**Problem:** Quote each record exactly, please, leaving none out.

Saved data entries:
____________
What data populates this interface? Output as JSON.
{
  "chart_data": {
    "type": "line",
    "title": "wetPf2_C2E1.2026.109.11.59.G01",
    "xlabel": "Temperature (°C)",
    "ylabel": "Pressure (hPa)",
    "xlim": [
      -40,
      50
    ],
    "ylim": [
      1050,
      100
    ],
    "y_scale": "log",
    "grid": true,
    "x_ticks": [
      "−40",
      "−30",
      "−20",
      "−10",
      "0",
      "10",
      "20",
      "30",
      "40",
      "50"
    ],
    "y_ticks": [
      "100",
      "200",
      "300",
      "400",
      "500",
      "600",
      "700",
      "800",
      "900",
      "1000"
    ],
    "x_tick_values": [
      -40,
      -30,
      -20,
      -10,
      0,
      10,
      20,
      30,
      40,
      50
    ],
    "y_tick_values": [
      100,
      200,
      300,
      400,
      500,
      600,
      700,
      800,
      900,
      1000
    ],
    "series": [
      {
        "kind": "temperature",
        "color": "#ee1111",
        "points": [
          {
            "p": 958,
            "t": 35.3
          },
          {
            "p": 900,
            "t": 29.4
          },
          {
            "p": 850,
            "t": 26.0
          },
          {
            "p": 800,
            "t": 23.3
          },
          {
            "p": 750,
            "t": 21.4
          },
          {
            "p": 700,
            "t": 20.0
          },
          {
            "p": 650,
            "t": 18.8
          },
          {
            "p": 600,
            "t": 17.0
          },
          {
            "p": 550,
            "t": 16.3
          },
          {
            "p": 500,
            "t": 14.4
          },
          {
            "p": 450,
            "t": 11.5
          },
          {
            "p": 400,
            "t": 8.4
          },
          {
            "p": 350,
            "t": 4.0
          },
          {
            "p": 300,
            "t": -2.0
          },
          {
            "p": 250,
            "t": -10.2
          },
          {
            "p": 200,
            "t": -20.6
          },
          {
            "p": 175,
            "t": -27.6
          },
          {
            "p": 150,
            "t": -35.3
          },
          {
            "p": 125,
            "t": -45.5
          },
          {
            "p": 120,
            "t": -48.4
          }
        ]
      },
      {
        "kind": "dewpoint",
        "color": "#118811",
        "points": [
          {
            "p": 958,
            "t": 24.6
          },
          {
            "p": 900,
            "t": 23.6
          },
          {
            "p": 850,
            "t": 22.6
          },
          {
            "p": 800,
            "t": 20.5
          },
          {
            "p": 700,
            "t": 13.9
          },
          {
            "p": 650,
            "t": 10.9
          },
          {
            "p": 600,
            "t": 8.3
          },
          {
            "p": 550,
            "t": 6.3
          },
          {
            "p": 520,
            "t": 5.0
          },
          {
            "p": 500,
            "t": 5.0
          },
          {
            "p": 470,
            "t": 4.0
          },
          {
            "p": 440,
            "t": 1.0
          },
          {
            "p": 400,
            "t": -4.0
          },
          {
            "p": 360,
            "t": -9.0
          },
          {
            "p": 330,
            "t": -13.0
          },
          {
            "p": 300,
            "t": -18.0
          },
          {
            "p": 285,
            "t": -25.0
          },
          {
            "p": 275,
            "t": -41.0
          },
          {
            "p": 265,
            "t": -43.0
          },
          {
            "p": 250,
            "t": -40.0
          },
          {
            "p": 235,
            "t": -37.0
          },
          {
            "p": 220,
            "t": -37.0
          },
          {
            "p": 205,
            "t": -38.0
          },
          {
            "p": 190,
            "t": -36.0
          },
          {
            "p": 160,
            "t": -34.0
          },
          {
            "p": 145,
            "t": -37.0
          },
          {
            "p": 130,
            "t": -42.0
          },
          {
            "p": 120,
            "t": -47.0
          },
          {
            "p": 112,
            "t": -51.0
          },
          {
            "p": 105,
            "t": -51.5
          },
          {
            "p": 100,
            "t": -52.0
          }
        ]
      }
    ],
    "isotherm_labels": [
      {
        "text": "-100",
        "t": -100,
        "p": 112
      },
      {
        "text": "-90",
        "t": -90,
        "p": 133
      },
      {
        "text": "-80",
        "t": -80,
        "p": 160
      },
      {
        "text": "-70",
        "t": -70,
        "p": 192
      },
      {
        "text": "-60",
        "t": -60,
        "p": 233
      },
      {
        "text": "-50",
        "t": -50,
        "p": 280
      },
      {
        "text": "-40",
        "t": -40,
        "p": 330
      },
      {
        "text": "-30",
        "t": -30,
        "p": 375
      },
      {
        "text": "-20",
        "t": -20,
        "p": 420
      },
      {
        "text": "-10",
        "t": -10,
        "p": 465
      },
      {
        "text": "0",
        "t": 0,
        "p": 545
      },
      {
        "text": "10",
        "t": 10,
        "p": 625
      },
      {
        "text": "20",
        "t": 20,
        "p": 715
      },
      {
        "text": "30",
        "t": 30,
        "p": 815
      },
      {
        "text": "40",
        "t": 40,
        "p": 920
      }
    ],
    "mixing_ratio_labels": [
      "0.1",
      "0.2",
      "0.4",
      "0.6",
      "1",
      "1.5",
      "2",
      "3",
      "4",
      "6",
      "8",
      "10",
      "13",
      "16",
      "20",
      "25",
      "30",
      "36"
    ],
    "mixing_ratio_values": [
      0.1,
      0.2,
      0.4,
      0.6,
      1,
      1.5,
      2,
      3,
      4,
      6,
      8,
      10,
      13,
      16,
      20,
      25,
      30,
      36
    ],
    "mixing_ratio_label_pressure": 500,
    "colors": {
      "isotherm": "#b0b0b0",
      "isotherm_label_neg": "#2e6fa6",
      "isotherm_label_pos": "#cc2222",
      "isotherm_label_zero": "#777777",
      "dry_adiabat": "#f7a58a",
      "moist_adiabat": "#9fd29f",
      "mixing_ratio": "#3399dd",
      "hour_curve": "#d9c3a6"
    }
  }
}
____________
**Task response:**
What data populates this interface? Output as JSON.
{
  "chart_data": {
    "type": "line",
    "title": "wetPf2_C2E1.2026.109.11.59.G01",
    "xlabel": "Temperature (°C)",
    "ylabel": "Pressure (hPa)",
    "xlim": [
      -40,
      50
    ],
    "ylim": [
      1050,
      100
    ],
    "y_scale": "log",
    "grid": true,
    "x_ticks": [
      "−40",
      "−30",
      "−20",
      "−10",
      "0",
      "10",
      "20",
      "30",
      "40",
      "50"
    ],
    "y_ticks": [
      "100",
      "200",
      "300",
      "400",
      "500",
      "600",
      "700",
      "800",
      "900",
      "1000"
    ],
    "x_tick_values": [
      -40,
      -30,
      -20,
      -10,
      0,
      10,
      20,
      30,
      40,
      50
    ],
    "y_tick_values": [
      100,
      200,
      300,
      400,
      500,
      600,
      700,
      800,
      900,
      1000
    ],
    "series": [
      {
        "kind": "temperature",
        "color": "#ee1111",
        "points": [
          {
            "p": 958,
            "t": 35.3
          },
          {
            "p": 900,
            "t": 29.4
          },
          {
            "p": 850,
            "t": 26.0
          },
          {
            "p": 800,
            "t": 23.3
          },
          {
            "p": 750,
            "t": 21.4
          },
          {
            "p": 700,
            "t": 20.0
          },
          {
            "p": 650,
            "t": 18.8
          },
          {
            "p": 600,
            "t": 17.0
          },
          {
            "p": 550,
            "t": 16.3
          },
          {
            "p": 500,
            "t": 14.4
          },
          {
            "p": 450,
            "t": 11.5
          },
          {
            "p": 400,
            "t": 8.4
          },
          {
            "p": 350,
            "t": 4.0
          },
          {
            "p": 300,
            "t": -2.0
          },
          {
            "p": 250,
            "t": -10.2
          },
          {
            "p": 200,
            "t": -20.6
          },
          {
            "p": 175,
            "t": -27.6
          },
          {
            "p": 150,
            "t": -35.3
          },
          {
            "p": 125,
            "t": -45.5
          },
          {
            "p": 120,
            "t": -48.4
          }
        ]
      },
      {
        "kind": "dewpoint",
        "color": "#118811",
        "points": [
          {
            "p": 958,
            "t": 24.6
          },
          {
            "p": 900,
            "t": 23.6
          },
          {
            "p": 850,
            "t": 22.6
          },
          {
            "p": 800,
            "t": 20.5
          },
          {
            "p": 700,
            "t": 13.9
          },
          {
            "p": 650,
            "t": 10.9
          },
          {
            "p": 600,
            "t": 8.3
          },
          {
            "p": 550,
            "t": 6.3
          },
          {
            "p": 520,
            "t": 5.0
          },
          {
            "p": 500,
            "t": 5.0
          },
          {
            "p": 470,
            "t": 4.0
          },
          {
            "p": 440,
            "t": 1.0
          },
          {
            "p": 400,
            "t": -4.0
          },
          {
            "p": 360,
            "t": -9.0
          },
          {
            "p": 330,
            "t": -13.0
          },
          {
            "p": 300,
            "t": -18.0
          },
          {
            "p": 285,
            "t": -25.0
          },
          {
            "p": 275,
            "t": -41.0
          },
          {
            "p": 265,
            "t": -43.0
          },
          {
            "p": 250,
            "t": -40.0
          },
          {
            "p": 235,
            "t": -37.0
          },
          {
            "p": 220,
            "t": -37.0
          },
          {
            "p": 205,
            "t": -38.0
          },
          {
            "p": 190,
            "t": -36.0
          },
          {
            "p": 160,
            "t": -34.0
          },
          {
            "p": 145,
            "t": -37.0
          },
          {
            "p": 130,
            "t": -42.0
          },
          {
            "p": 120,
            "t": -47.0
          },
          {
            "p": 112,
            "t": -51.0
          },
          {
            "p": 105,
            "t": -51.5
          },
          {
            "p": 100,
            "t": -52.0
          }
        ]
      }
    ],
    "isotherm_labels": [
      {
        "text": "-100",
        "t": -100,
        "p": 112
      },
      {
        "text": "-90",
        "t": -90,
        "p": 133
      },
      {
        "text": "-80",
        "t": -80,
        "p": 160
      },
      {
        "text": "-70",
        "t": -70,
        "p": 192
      },
      {
        "text": "-60",
        "t": -60,
        "p": 233
      },
      {
        "text": "-50",
        "t": -50,
        "p": 280
      },
      {
        "text": "-40",
        "t": -40,
        "p": 330
      },
      {
        "text": "-30",
        "t": -30,
        "p": 375
      },
      {
        "text": "-20",
        "t": -20,
        "p": 420
      },
      {
        "text": "-10",
        "t": -10,
        "p": 465
      },
      {
        "text": "0",
        "t": 0,
        "p": 545
      },
      {
        "text": "10",
        "t": 10,
        "p": 625
      },
      {
        "text": "20",
        "t": 20,
        "p": 715
      },
      {
        "text": "30",
        "t": 30,
        "p": 815
      },
      {
        "text": "40",
        "t": 40,
        "p": 920
      }
    ],
    "mixing_ratio_labels": [
      "0.1",
      "0.2",
      "0.4",
      "0.6",
      "1",
      "1.5",
      "2",
      "3",
      "4",
      "6",
      "8",
      "10",
      "13",
      "16",
      "20",
      "25",
      "30",
      "36"
    ],
    "mixing_ratio_values": [
      0.1,
      0.2,
      0.4,
      0.6,
      1,
      1.5,
      2,
      3,
      4,
      6,
      8,
      10,
      13,
      16,
      20,
      25,
      30,
      36
    ],
    "mixing_ratio_label_pressure": 500,
    "colors": {
      "isotherm": "#b0b0b0",
      "isotherm_label_neg": "#2e6fa6",
      "isotherm_label_pos": "#cc2222",
      "isotherm_label_zero": "#777777",
      "dry_adiabat": "#f7a58a",
      "moist_adiabat": "#9fd29f",
      "mixing_ratio": "#3399dd",
      "hour_curve": "#d9c3a6"
    }
  }
}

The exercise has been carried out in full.